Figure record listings
*** Begin section ***
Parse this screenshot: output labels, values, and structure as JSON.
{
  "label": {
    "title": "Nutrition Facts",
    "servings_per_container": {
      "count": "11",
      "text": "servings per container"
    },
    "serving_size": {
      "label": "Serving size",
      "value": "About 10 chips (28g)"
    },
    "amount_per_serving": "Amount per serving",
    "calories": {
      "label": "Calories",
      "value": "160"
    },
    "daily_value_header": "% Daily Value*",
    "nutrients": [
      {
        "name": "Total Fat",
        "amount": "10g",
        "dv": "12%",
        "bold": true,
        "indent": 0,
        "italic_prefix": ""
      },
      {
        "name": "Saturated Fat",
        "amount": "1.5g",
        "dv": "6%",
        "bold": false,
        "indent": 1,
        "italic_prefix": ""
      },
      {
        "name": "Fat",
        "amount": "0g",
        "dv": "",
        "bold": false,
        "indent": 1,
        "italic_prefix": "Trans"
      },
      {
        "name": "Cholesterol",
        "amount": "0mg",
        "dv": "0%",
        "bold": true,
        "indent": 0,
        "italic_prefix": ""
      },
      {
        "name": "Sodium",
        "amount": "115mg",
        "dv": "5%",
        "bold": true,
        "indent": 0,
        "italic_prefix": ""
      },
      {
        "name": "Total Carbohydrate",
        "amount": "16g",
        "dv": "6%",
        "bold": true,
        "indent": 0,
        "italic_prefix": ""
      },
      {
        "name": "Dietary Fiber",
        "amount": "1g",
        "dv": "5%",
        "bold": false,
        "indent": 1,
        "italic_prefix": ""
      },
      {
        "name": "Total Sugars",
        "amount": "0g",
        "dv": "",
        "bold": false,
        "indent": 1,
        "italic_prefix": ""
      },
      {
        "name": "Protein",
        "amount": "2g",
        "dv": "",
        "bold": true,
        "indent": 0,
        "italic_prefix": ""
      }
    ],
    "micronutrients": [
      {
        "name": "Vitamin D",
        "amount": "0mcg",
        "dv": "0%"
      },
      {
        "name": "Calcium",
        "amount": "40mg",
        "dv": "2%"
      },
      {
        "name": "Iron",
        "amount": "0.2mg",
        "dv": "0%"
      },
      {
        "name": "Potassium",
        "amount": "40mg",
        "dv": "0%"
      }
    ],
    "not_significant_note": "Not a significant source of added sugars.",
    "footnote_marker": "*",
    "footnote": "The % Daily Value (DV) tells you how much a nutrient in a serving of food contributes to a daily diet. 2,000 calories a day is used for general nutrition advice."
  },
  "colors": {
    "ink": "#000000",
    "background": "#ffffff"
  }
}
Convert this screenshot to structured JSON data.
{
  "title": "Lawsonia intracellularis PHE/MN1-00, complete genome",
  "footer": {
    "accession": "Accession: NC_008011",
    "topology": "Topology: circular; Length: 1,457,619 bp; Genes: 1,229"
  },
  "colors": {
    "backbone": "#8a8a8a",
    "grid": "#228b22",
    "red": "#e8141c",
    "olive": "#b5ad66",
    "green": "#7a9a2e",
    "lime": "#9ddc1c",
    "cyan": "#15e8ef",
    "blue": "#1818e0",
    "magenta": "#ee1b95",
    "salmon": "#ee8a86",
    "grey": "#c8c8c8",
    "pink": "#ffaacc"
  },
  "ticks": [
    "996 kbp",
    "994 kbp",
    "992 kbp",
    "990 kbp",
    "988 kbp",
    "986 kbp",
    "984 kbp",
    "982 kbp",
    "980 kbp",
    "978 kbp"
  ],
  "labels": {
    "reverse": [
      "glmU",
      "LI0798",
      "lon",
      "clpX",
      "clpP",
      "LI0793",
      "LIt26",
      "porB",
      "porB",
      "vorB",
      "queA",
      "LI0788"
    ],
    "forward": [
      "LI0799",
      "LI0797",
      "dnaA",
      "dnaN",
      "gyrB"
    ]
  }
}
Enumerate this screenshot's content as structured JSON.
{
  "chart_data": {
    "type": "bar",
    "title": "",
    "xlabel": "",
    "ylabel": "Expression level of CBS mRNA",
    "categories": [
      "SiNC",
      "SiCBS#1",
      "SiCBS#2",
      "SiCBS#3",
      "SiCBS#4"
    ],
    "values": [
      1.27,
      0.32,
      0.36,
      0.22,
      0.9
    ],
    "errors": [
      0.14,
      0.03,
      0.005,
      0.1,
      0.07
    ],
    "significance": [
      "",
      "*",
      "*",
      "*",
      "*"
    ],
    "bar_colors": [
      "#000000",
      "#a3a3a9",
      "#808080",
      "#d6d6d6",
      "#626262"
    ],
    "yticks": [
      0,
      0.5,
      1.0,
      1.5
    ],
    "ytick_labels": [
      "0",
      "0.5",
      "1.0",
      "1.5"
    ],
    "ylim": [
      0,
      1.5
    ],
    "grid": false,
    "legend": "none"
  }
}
*** End section ***
WHAT NEEDS TO BE DONE
The answer must be every line from the entries above that holds the string "Daily".

THE COMPLETED TASK
    "daily_value_header": "% Daily Value*",
    "footnote": "The % Daily Value (DV) tells you how much a nutrient in a serving of food contributes to a daily diet. 2,000 calories a day is used for general nutrition advice."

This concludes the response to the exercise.